━━━━━ DATASET CONTENT
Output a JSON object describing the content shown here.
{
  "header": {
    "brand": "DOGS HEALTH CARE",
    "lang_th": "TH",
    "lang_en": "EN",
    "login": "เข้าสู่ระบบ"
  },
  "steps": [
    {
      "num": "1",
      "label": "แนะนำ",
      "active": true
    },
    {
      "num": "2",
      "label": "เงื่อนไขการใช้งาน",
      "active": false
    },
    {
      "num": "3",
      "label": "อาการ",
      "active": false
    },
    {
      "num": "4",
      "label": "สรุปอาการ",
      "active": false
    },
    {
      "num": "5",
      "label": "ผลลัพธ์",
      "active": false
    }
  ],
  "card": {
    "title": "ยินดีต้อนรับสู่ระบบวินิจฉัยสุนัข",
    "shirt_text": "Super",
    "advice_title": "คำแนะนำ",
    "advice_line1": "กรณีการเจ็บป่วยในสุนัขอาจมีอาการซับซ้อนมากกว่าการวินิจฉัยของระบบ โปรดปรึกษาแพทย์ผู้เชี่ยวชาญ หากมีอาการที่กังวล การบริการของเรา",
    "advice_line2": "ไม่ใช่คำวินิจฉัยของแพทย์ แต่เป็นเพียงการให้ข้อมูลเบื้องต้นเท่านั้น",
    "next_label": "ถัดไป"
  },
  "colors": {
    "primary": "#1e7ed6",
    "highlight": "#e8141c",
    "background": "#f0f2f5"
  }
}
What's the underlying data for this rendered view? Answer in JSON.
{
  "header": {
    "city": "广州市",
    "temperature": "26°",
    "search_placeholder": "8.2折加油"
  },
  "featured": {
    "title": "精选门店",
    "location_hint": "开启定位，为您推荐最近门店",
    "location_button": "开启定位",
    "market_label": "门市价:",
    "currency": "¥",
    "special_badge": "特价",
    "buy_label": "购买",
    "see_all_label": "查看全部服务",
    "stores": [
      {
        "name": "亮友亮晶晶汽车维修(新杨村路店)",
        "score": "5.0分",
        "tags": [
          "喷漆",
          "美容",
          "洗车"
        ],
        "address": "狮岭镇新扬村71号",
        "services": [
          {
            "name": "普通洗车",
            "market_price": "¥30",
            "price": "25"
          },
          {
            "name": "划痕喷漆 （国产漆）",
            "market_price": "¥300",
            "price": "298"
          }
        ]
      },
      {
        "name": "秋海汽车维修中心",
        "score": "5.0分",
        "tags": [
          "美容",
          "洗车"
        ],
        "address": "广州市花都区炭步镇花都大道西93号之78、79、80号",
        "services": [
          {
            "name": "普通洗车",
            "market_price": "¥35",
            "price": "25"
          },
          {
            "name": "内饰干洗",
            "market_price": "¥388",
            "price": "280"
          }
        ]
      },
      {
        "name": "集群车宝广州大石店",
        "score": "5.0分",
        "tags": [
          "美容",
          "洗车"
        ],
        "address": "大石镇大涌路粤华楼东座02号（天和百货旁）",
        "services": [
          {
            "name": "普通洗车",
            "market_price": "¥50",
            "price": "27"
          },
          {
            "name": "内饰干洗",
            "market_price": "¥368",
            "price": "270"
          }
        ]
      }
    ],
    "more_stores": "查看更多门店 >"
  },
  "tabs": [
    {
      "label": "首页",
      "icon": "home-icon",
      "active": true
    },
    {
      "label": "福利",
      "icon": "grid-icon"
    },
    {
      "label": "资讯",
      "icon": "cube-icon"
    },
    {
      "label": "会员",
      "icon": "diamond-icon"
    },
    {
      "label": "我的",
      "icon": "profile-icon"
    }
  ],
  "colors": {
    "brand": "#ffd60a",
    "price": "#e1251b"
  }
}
━━━━━━━━━━
SET EXERCISE. Your task is to print the whole listing again exactly.

SOLUTION TO THIS PROBLEM.
Output a JSON object describing the content shown here.
{
  "header": {
    "brand": "DOGS HEALTH CARE",
    "lang_th": "TH",
    "lang_en": "EN",
    "login": "เข้าสู่ระบบ"
  },
  "steps": [
    {
      "num": "1",
      "label": "แนะนำ",
      "active": true
    },
    {
      "num": "2",
      "label": "เงื่อนไขการใช้งาน",
      "active": false
    },
    {
      "num": "3",
      "label": "อาการ",
      "active": false
    },
    {
      "num": "4",
      "label": "สรุปอาการ",
      "active": false
    },
    {
      "num": "5",
      "label": "ผลลัพธ์",
      "active": false
    }
  ],
  "card": {
    "title": "ยินดีต้อนรับสู่ระบบวินิจฉัยสุนัข",
    "shirt_text": "Super",
    "advice_title": "คำแนะนำ",
    "advice_line1": "กรณีการเจ็บป่วยในสุนัขอาจมีอาการซับซ้อนมากกว่าการวินิจฉัยของระบบ โปรดปรึกษาแพทย์ผู้เชี่ยวชาญ หากมีอาการที่กังวล การบริการของเรา",
    "advice_line2": "ไม่ใช่คำวินิจฉัยของแพทย์ แต่เป็นเพียงการให้ข้อมูลเบื้องต้นเท่านั้น",
    "next_label": "ถัดไป"
  },
  "colors": {
    "primary": "#1e7ed6",
    "highlight": "#e8141c",
    "background": "#f0f2f5"
  }
}
What's the underlying data for this rendered view? Answer in JSON.
{
  "header": {
    "city": "广州市",
    "temperature": "26°",
    "search_placeholder": "8.2折加油"
  },
  "featured": {
    "title": "精选门店",
    "location_hint": "开启定位，为您推荐最近门店",
    "location_button": "开启定位",
    "market_label": "门市价:",
    "currency": "¥",
    "special_badge": "特价",
    "buy_label": "购买",
    "see_all_label": "查看全部服务",
    "stores": [
      {
        "name": "亮友亮晶晶汽车维修(新杨村路店)",
        "score": "5.0分",
        "tags": [
          "喷漆",
          "美容",
          "洗车"
        ],
        "address": "狮岭镇新扬村71号",
        "services": [
          {
            "name": "普通洗车",
            "market_price": "¥30",
            "price": "25"
          },
          {
            "name": "划痕喷漆 （国产漆）",
            "market_price": "¥300",
            "price": "298"
          }
        ]
      },
      {
        "name": "秋海汽车维修中心",
        "score": "5.0分",
        "tags": [
          "美容",
          "洗车"
        ],
        "address": "广州市花都区炭步镇花都大道西93号之78、79、80号",
        "services": [
          {
            "name": "普通洗车",
            "market_price": "¥35",
            "price": "25"
          },
          {
            "name": "内饰干洗",
            "market_price": "¥388",
            "price": "280"
          }
        ]
      },
      {
        "name": "集群车宝广州大石店",
        "score": "5.0分",
        "tags": [
          "美容",
          "洗车"
        ],
        "address": "大石镇大涌路粤华楼东座02号（天和百货旁）",
        "services": [
          {
            "name": "普通洗车",
            "market_price": "¥50",
            "price": "27"
          },
          {
            "name": "内饰干洗",
            "market_price": "¥368",
            "price": "270"
          }
        ]
      }
    ],
    "more_stores": "查看更多门店 >"
  },
  "tabs": [
    {
      "label": "首页",
      "icon": "home-icon",
      "active": true
    },
    {
      "label": "福利",
      "icon": "grid-icon"
    },
    {
      "label": "资讯",
      "icon": "cube-icon"
    },
    {
      "label": "会员",
      "icon": "diamond-icon"
    },
    {
      "label": "我的",
      "icon": "profile-icon"
    }
  ],
  "colors": {
    "brand": "#ffd60a",
    "price": "#e1251b"
  }
}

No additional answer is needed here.